Dataset start

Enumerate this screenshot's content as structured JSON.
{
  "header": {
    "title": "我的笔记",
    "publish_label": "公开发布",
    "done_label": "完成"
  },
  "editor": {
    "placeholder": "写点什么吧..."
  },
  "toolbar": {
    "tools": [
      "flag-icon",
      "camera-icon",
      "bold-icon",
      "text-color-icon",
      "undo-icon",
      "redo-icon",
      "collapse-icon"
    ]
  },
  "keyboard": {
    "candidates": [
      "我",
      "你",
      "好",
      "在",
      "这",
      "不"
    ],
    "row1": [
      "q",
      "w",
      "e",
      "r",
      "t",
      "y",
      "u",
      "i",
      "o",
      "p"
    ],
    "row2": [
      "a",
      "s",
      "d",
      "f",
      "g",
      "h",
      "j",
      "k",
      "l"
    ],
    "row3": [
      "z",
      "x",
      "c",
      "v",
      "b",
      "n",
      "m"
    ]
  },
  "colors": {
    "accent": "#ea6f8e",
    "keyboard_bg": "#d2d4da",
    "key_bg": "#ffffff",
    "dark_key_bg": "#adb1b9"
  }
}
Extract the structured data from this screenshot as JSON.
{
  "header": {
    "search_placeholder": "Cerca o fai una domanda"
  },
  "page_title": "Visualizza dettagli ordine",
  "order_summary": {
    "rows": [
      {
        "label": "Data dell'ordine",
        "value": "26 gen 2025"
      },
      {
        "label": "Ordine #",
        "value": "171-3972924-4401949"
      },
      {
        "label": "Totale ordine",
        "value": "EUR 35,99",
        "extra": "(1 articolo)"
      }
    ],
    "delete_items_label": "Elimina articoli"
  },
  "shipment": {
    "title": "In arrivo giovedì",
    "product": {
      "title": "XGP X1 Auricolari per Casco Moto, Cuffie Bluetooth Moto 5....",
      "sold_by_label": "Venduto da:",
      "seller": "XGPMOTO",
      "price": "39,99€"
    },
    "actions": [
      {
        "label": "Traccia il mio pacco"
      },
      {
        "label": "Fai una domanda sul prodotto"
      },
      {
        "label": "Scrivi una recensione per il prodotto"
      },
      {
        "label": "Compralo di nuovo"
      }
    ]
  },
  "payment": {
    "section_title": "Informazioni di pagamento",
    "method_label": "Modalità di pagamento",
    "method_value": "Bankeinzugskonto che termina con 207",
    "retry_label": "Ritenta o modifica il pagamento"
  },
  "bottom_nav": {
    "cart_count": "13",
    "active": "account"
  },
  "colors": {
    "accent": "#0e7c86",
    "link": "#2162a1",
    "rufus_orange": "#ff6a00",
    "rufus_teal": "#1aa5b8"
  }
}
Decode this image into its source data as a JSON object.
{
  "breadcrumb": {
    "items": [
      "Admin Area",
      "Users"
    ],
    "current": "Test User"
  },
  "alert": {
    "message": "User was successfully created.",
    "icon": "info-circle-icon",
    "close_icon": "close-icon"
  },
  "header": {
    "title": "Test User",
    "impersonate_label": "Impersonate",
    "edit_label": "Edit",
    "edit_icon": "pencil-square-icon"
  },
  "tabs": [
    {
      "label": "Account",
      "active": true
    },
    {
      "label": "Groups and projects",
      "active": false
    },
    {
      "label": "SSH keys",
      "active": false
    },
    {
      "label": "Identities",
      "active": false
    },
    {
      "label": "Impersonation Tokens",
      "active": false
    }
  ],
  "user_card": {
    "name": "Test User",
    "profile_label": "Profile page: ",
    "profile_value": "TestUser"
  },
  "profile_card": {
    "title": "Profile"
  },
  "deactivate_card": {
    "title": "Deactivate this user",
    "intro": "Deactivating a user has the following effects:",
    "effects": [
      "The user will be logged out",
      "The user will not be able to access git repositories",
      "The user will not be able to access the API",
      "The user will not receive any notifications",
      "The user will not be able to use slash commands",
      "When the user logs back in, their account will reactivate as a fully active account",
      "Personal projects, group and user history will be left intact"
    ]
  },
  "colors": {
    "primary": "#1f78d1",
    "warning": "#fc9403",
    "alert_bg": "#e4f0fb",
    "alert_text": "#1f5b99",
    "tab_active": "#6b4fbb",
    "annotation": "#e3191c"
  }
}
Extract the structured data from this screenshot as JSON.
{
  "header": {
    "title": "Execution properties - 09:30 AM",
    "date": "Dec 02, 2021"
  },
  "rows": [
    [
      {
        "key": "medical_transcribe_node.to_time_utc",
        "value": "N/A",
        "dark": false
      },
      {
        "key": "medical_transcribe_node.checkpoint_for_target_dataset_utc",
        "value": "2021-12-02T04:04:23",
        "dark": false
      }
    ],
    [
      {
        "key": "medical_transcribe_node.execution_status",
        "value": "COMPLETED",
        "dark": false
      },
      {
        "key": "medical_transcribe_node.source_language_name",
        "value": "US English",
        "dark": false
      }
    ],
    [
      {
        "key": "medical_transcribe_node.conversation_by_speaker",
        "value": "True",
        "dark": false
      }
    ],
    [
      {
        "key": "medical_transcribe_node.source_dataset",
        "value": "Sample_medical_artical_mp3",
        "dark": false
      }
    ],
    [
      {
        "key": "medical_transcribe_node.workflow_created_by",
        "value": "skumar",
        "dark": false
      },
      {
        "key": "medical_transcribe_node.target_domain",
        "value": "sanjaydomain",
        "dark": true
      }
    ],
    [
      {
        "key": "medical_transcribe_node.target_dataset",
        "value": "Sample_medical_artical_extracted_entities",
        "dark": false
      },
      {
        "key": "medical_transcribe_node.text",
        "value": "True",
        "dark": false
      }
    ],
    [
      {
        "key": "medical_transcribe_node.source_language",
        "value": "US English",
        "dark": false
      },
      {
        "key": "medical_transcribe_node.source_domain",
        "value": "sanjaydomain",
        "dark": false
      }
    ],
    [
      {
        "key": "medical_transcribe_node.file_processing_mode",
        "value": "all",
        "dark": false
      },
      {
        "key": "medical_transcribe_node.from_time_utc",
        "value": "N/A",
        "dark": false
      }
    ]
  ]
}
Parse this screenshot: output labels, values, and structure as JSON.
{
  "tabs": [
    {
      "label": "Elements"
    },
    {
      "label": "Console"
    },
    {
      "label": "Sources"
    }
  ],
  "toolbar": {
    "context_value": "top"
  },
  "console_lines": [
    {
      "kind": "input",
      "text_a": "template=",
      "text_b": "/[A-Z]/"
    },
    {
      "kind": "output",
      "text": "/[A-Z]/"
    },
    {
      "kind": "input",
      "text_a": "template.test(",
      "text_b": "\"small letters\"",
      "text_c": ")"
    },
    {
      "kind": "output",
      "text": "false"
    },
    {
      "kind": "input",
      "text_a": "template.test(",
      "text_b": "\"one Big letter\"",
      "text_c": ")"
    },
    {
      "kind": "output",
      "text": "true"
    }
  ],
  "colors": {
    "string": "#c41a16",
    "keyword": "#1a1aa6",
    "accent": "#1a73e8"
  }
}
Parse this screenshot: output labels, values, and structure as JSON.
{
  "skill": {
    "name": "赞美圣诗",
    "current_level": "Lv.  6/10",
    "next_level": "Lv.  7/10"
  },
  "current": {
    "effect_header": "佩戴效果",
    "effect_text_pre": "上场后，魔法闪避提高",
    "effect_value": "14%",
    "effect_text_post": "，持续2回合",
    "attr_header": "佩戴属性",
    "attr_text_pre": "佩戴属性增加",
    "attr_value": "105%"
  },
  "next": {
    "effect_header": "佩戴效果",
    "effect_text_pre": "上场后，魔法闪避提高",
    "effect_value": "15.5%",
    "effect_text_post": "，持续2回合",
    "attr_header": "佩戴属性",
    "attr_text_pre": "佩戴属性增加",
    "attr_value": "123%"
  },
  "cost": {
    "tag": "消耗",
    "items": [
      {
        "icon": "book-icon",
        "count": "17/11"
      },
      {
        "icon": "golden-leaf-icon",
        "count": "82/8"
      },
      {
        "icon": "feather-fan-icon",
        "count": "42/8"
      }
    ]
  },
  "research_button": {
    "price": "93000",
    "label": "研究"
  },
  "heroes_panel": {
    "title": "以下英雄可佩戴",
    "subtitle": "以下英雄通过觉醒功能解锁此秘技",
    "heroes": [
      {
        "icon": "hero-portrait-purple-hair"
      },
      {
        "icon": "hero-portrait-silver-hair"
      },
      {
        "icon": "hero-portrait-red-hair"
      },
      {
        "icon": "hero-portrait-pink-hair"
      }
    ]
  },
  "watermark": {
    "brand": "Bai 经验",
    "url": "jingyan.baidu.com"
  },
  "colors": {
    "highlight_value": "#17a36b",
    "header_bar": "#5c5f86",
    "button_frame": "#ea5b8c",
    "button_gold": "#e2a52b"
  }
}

Dataset end

» **Problem requirements**
Show, from the material above, each line that includes the string "will".

» **Worked solution**
      "The user will be logged out",
      "The user will not be able to access git repositories",
      "The user will not be able to access the API",
      "The user will not receive any notifications",
      "The user will not be able to use slash commands",
      "When the user logs back in, their account will reactivate as a fully active account",
      "Personal projects, group and user history will be left intact"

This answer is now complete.